Each line of the listing that contains the word "headers" is to be copied.
++++ RECORDED DATA ++++
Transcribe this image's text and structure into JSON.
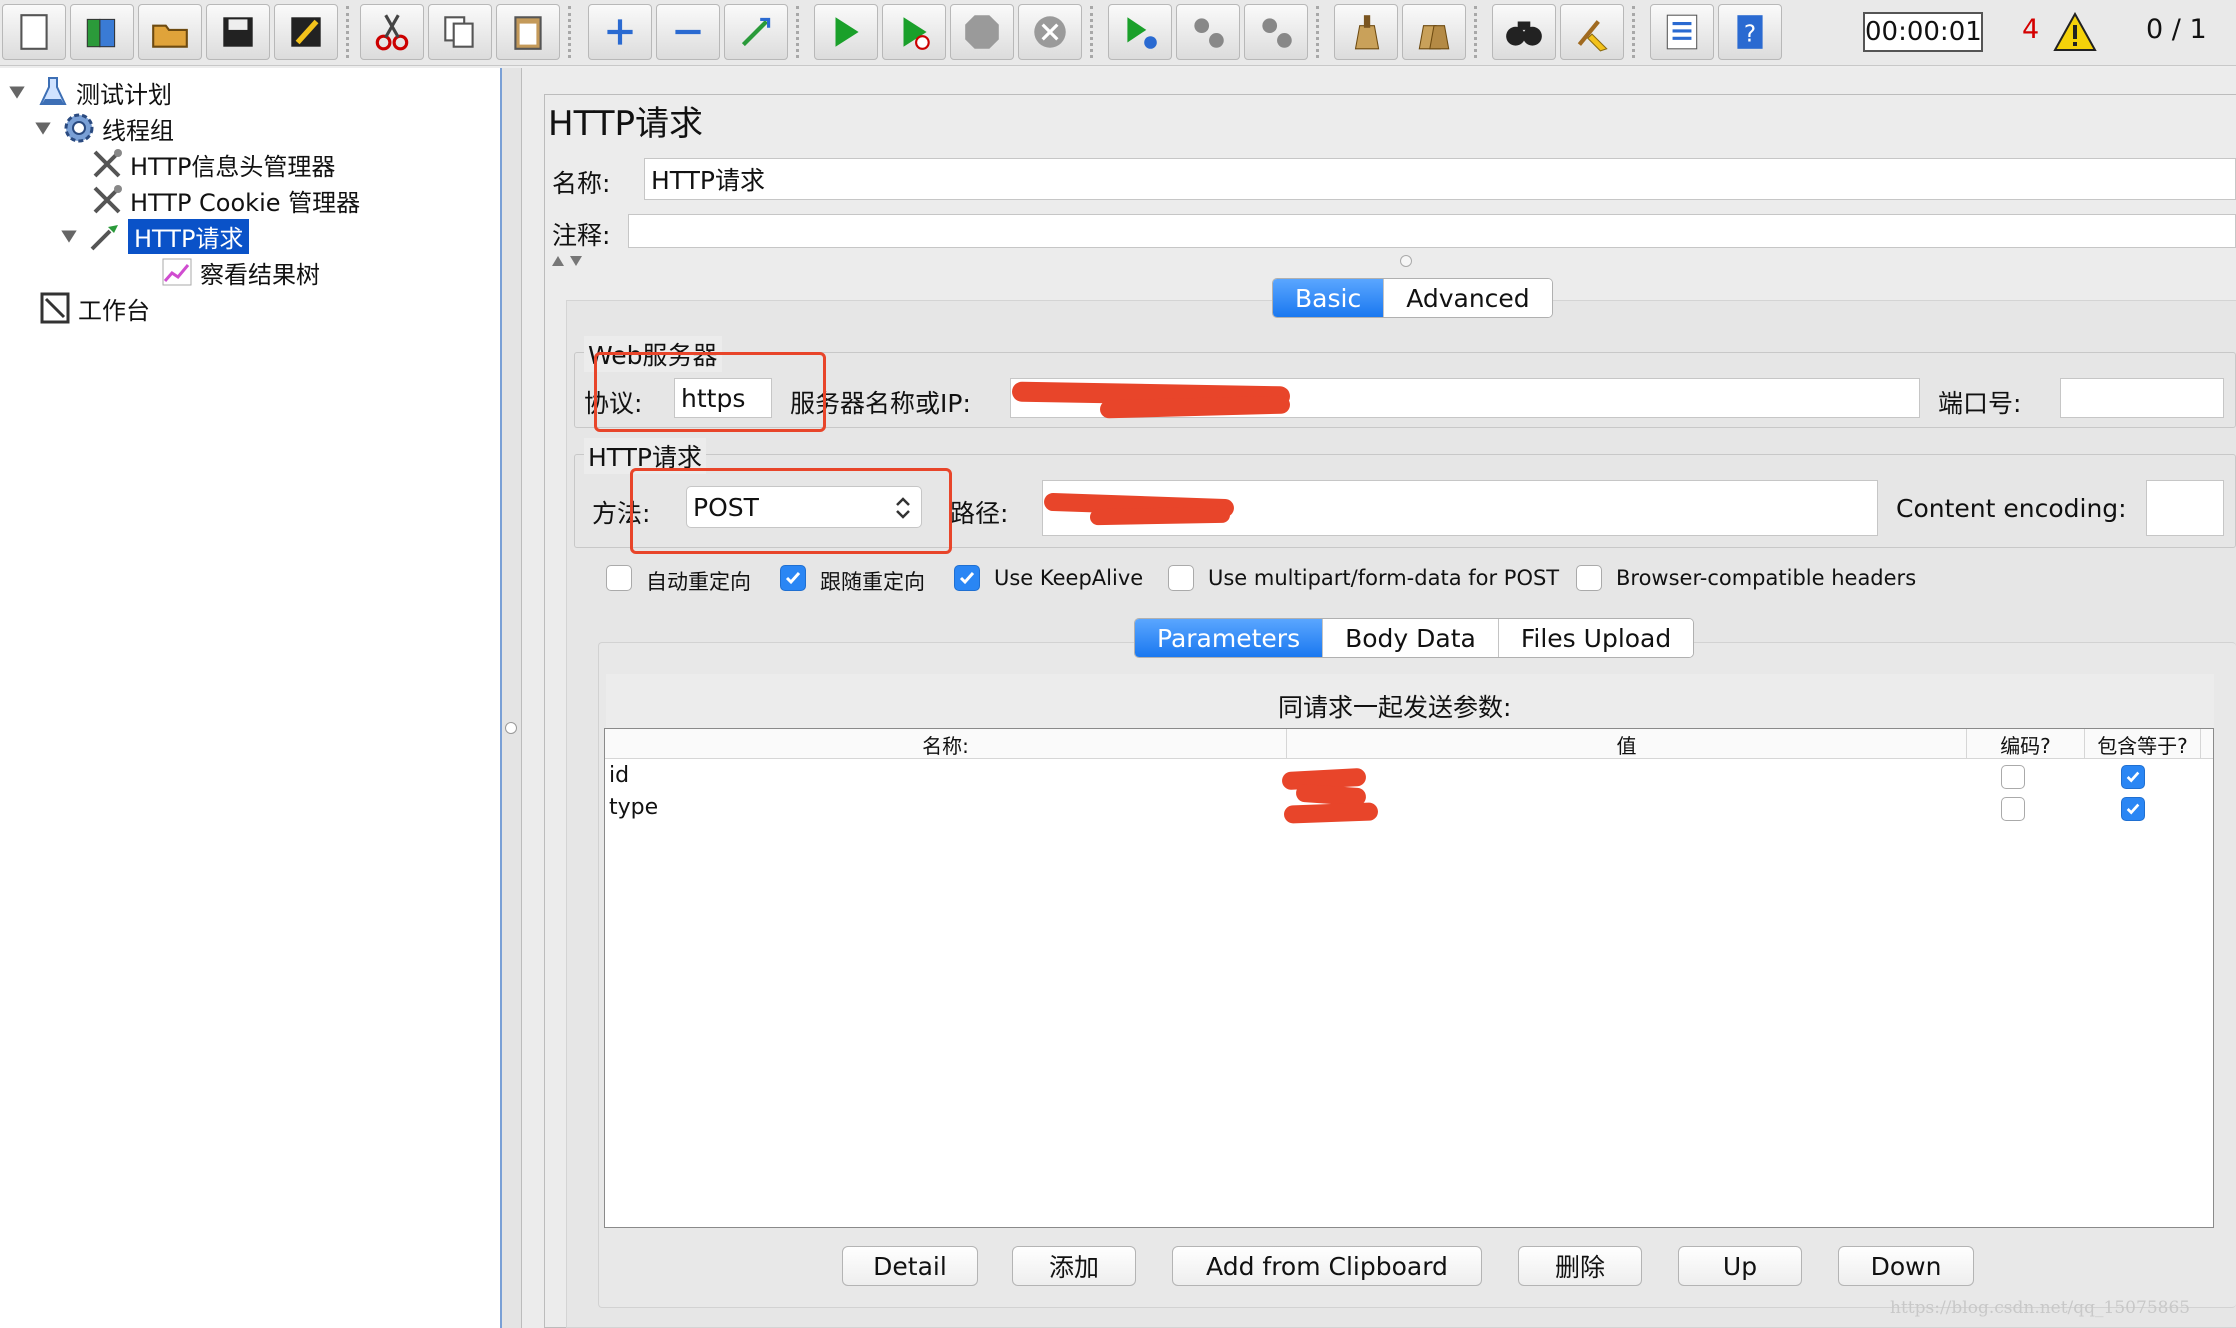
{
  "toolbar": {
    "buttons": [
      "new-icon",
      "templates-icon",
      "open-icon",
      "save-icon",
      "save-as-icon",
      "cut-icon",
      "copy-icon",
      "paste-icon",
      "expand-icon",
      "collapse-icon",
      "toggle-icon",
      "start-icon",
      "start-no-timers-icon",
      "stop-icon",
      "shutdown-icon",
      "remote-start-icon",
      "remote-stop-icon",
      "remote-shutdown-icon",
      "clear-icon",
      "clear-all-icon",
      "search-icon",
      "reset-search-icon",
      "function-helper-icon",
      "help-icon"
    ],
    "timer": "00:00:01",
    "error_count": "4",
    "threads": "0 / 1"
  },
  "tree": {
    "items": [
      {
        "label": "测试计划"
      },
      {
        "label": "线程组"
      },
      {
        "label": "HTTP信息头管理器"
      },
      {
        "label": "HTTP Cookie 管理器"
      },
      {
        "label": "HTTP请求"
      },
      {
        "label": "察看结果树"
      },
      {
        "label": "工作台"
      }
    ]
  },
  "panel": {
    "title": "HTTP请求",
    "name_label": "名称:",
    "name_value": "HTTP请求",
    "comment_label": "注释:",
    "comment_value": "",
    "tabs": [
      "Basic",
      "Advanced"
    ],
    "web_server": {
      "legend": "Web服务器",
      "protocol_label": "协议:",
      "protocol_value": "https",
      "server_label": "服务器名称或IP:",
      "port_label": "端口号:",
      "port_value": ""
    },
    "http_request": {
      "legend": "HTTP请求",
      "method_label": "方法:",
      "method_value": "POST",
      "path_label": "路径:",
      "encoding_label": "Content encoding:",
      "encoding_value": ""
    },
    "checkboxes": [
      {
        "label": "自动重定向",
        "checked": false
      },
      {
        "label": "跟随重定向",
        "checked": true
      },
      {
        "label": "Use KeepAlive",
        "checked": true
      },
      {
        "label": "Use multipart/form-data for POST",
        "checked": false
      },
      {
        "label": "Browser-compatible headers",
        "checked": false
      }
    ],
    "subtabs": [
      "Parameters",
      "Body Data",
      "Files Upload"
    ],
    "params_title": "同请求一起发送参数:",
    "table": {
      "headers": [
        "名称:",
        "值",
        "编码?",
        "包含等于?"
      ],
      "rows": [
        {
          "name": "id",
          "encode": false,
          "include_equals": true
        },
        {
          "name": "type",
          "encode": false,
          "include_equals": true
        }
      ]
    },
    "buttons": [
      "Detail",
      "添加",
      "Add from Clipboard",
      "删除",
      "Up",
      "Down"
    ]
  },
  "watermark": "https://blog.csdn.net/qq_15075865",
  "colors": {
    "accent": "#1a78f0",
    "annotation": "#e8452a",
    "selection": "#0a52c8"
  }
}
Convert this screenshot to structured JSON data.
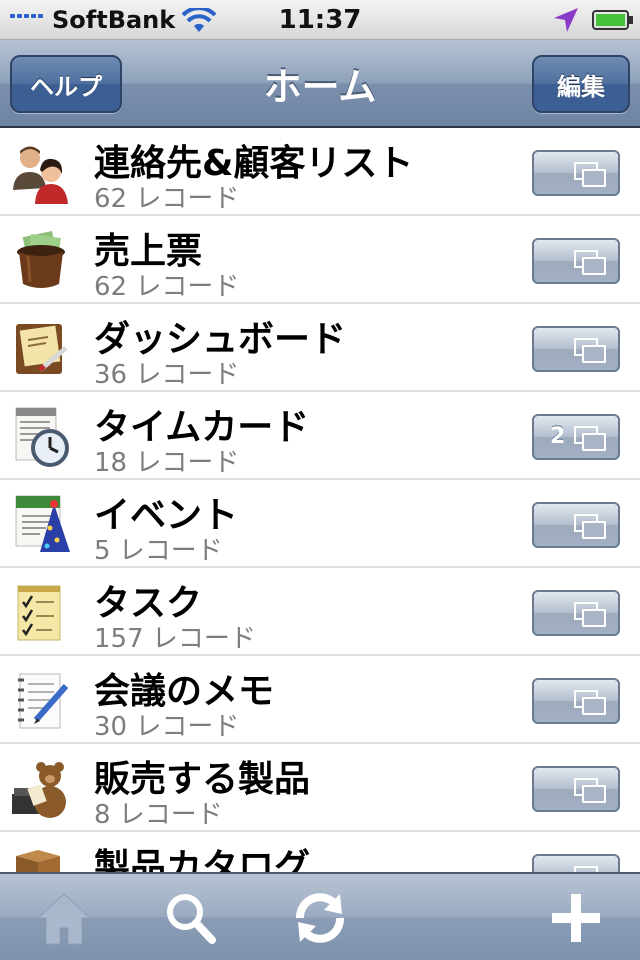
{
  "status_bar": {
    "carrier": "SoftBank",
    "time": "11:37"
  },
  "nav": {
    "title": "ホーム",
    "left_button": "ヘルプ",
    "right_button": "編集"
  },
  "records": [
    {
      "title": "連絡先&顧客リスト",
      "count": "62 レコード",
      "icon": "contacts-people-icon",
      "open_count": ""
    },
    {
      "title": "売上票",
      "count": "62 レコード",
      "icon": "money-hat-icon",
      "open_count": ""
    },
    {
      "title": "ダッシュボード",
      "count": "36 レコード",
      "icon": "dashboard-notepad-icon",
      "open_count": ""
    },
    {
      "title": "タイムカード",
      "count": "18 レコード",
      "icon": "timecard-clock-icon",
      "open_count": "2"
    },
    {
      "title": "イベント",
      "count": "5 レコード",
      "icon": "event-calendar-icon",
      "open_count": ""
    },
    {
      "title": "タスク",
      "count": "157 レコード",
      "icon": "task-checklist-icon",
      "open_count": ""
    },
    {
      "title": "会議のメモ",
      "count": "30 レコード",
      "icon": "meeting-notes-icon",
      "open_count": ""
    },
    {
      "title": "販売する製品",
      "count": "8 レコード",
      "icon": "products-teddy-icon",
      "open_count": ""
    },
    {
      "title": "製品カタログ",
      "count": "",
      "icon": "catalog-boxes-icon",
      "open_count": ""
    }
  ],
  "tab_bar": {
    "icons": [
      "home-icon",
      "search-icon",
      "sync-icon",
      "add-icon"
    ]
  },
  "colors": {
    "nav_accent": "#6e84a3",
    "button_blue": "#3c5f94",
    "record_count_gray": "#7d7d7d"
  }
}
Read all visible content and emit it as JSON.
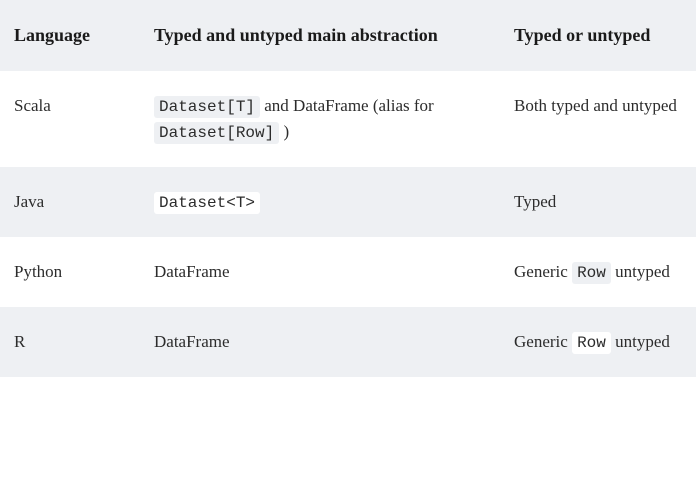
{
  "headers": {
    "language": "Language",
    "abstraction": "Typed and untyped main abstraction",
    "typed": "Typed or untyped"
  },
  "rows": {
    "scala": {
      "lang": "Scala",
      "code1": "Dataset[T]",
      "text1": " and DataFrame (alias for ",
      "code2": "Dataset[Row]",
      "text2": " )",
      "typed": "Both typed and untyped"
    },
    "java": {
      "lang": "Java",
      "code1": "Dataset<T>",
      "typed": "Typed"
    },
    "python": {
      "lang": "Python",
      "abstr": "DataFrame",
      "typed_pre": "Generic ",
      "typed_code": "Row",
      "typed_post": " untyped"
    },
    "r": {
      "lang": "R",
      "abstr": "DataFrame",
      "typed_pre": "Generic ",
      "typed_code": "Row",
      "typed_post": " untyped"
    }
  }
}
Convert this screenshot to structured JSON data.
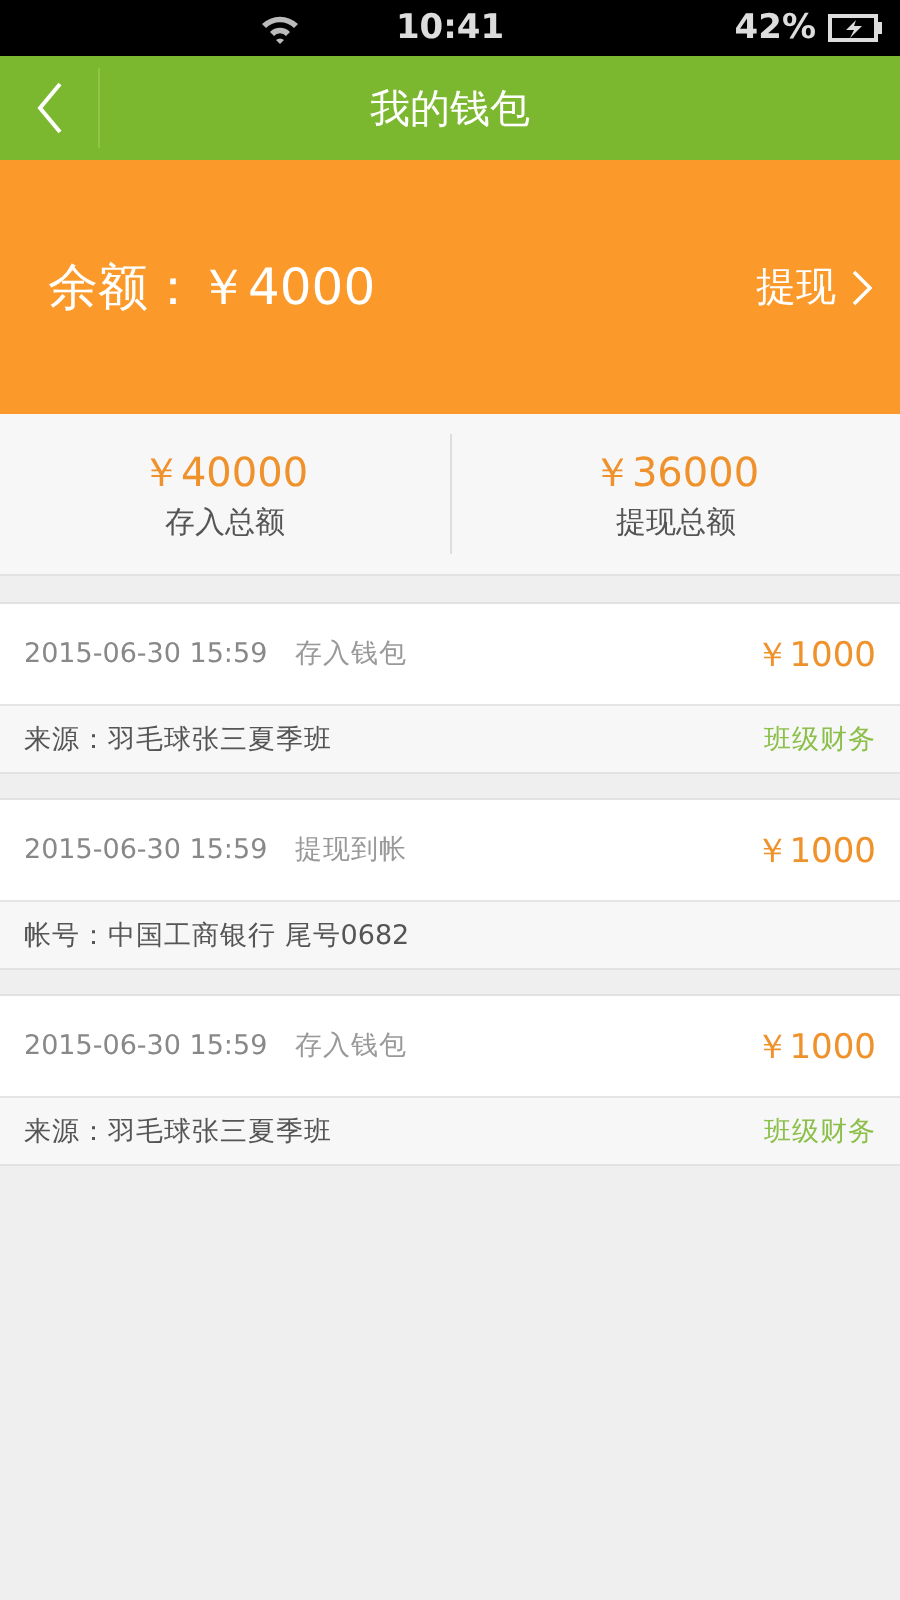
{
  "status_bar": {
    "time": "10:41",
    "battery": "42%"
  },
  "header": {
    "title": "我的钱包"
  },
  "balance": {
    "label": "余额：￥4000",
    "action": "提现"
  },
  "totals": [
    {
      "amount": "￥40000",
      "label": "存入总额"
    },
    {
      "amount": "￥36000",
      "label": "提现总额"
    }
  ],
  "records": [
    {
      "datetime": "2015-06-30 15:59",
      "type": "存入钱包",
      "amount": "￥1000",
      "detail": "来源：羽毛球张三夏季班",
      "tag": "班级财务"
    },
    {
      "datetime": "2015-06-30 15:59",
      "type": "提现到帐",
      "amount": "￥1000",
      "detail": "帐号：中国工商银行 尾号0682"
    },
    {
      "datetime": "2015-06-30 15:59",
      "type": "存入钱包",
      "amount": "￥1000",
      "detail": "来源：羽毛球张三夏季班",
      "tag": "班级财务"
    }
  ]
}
++++
§ REPLY:
        "label": "Browser-compatible headers",
      "headers": [
  "headers": {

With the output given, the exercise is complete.